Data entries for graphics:
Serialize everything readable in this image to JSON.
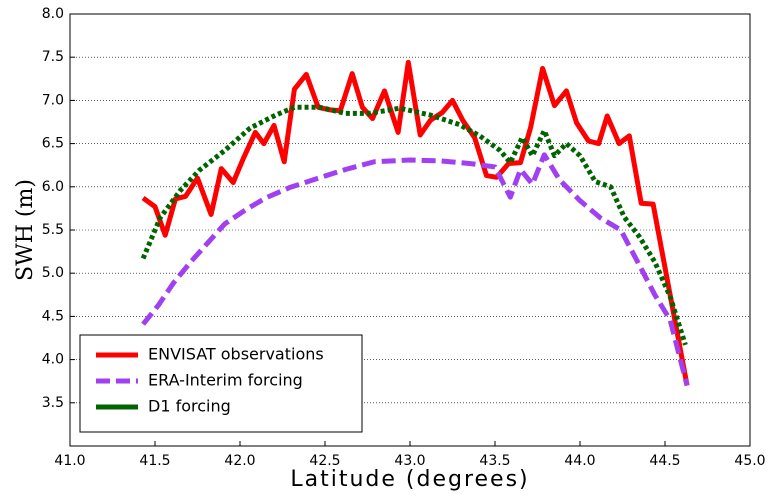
{
  "chart_data": {
    "type": "line",
    "x_label": "Latitude (degrees)",
    "y_label": "SWH (m)",
    "xlim": [
      41.0,
      45.0
    ],
    "ylim": [
      3.0,
      8.0
    ],
    "xticks": [
      {
        "value": 41,
        "label": "41.0"
      },
      41.5,
      {
        "value": 42,
        "label": "42.0"
      },
      42.5,
      {
        "value": 43,
        "label": "43.0"
      },
      43.5,
      {
        "value": 44,
        "label": "44.0"
      },
      44.5,
      {
        "value": 45,
        "label": "45.0"
      }
    ],
    "yticks": [
      3.5,
      {
        "value": 4,
        "label": "4.0"
      },
      4.5,
      {
        "value": 5,
        "label": "5.0"
      },
      5.5,
      {
        "value": 6,
        "label": "6.0"
      },
      6.5,
      {
        "value": 7,
        "label": "7.0"
      },
      7.5,
      {
        "value": 8,
        "label": "8.0"
      }
    ],
    "grid": true,
    "legend": "lower left",
    "series": [
      {
        "name": "ENVISAT observations",
        "color": "#ff0000",
        "style": "solid",
        "x": [
          41.43,
          41.5,
          41.56,
          41.62,
          41.68,
          41.75,
          41.83,
          41.89,
          41.96,
          42.02,
          42.09,
          42.14,
          42.2,
          42.26,
          42.32,
          42.39,
          42.46,
          42.53,
          42.59,
          42.66,
          42.72,
          42.78,
          42.85,
          42.93,
          42.99,
          43.06,
          43.12,
          43.19,
          43.25,
          43.31,
          43.38,
          43.45,
          43.51,
          43.58,
          43.65,
          43.71,
          43.78,
          43.85,
          43.92,
          43.98,
          44.05,
          44.11,
          44.16,
          44.23,
          44.29,
          44.36,
          44.43,
          44.63
        ],
        "values": [
          5.87,
          5.77,
          5.44,
          5.86,
          5.89,
          6.1,
          5.68,
          6.21,
          6.05,
          6.33,
          6.63,
          6.5,
          6.71,
          6.29,
          7.13,
          7.3,
          6.92,
          6.89,
          6.88,
          7.31,
          6.92,
          6.79,
          7.11,
          6.63,
          7.44,
          6.6,
          6.77,
          6.86,
          7.0,
          6.77,
          6.57,
          6.13,
          6.11,
          6.27,
          6.28,
          6.69,
          7.37,
          6.94,
          7.11,
          6.74,
          6.53,
          6.5,
          6.82,
          6.5,
          6.59,
          5.81,
          5.8,
          3.7
        ]
      },
      {
        "name": "ERA-Interim forcing",
        "color": "#a040f0",
        "style": "dashed",
        "x": [
          41.43,
          41.52,
          41.61,
          41.71,
          41.81,
          41.91,
          42.03,
          42.15,
          42.29,
          42.46,
          42.62,
          42.79,
          43.0,
          43.18,
          43.35,
          43.5,
          43.59,
          43.65,
          43.72,
          43.79,
          43.88,
          44.0,
          44.12,
          44.24,
          44.35,
          44.44,
          44.53,
          44.63
        ],
        "values": [
          4.41,
          4.63,
          4.89,
          5.13,
          5.35,
          5.57,
          5.73,
          5.87,
          5.99,
          6.1,
          6.2,
          6.29,
          6.31,
          6.3,
          6.27,
          6.23,
          5.88,
          6.2,
          6.03,
          6.37,
          6.08,
          5.84,
          5.64,
          5.5,
          5.09,
          4.75,
          4.46,
          3.7
        ]
      },
      {
        "name": "D1 forcing",
        "color": "#006400",
        "style": "dotted",
        "x": [
          41.43,
          41.53,
          41.65,
          41.76,
          41.91,
          42.06,
          42.21,
          42.32,
          42.47,
          42.62,
          42.76,
          42.94,
          43.12,
          43.29,
          43.41,
          43.53,
          43.59,
          43.66,
          43.72,
          43.79,
          43.85,
          43.92,
          44.0,
          44.09,
          44.18,
          44.26,
          44.35,
          44.44,
          44.53,
          44.62
        ],
        "values": [
          5.17,
          5.64,
          5.96,
          6.19,
          6.42,
          6.68,
          6.83,
          6.92,
          6.92,
          6.85,
          6.85,
          6.91,
          6.83,
          6.72,
          6.59,
          6.42,
          6.28,
          6.57,
          6.36,
          6.65,
          6.36,
          6.5,
          6.36,
          6.06,
          6.0,
          5.65,
          5.42,
          5.13,
          4.73,
          4.17
        ]
      }
    ]
  }
}
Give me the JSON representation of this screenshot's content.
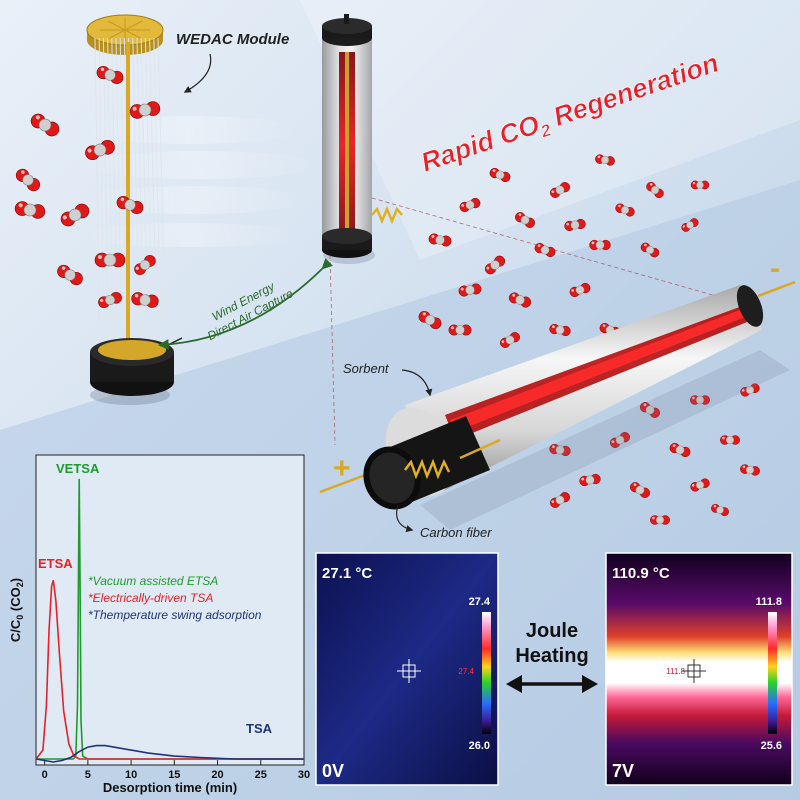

TASK DIRECTIONS
Where a line holds the string "name", copy that line.

TASK SOLUTION
        "name": "ENVISAT observations",
        "name": "ERA-Interim forcing",
        "name": "D1 forcing",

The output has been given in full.